## EXERCISE BRIEF
Report, in full, each line of the listing below that contains the string "caption".
- - - -
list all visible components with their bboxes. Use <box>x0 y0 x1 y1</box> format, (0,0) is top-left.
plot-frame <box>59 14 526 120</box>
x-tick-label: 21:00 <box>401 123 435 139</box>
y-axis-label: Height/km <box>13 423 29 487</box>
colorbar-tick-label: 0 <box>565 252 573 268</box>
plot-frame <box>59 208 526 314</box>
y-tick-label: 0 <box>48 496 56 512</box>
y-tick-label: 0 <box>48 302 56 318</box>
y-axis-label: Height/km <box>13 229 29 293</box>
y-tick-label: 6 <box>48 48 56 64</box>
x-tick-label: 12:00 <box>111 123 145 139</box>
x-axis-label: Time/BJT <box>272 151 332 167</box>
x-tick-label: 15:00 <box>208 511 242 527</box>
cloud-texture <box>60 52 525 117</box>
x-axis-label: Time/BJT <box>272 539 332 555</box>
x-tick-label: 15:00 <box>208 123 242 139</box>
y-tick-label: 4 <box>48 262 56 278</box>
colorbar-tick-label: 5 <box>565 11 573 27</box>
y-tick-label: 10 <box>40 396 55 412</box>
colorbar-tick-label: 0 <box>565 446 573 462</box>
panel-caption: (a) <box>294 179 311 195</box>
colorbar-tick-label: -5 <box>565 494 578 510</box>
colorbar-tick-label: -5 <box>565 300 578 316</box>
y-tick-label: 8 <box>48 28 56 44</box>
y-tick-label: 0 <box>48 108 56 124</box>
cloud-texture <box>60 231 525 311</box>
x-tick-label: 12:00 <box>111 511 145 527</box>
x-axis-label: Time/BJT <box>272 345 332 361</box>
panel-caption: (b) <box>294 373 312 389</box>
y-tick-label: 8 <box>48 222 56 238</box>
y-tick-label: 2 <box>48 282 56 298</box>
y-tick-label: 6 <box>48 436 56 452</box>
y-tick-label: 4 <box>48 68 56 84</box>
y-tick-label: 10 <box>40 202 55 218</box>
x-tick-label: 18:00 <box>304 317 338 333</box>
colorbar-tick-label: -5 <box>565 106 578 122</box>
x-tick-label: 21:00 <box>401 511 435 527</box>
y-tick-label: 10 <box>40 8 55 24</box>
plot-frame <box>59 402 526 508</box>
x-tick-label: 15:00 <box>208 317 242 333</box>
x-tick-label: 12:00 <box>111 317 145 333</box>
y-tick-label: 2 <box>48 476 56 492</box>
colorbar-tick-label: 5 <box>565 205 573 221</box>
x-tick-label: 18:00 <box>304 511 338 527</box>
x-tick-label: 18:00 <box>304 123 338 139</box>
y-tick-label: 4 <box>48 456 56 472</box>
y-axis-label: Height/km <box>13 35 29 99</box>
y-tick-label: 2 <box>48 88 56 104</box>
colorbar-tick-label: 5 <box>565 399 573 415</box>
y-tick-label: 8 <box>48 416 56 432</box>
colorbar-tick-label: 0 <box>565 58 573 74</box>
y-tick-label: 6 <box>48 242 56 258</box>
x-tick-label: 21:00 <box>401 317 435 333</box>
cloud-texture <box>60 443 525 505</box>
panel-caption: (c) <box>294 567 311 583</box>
- - - -
## RESULT OF THE TASK
panel-caption: (a) <box>294 179 311 195</box>
panel-caption: (b) <box>294 373 312 389</box>
panel-caption: (c) <box>294 567 311 583</box>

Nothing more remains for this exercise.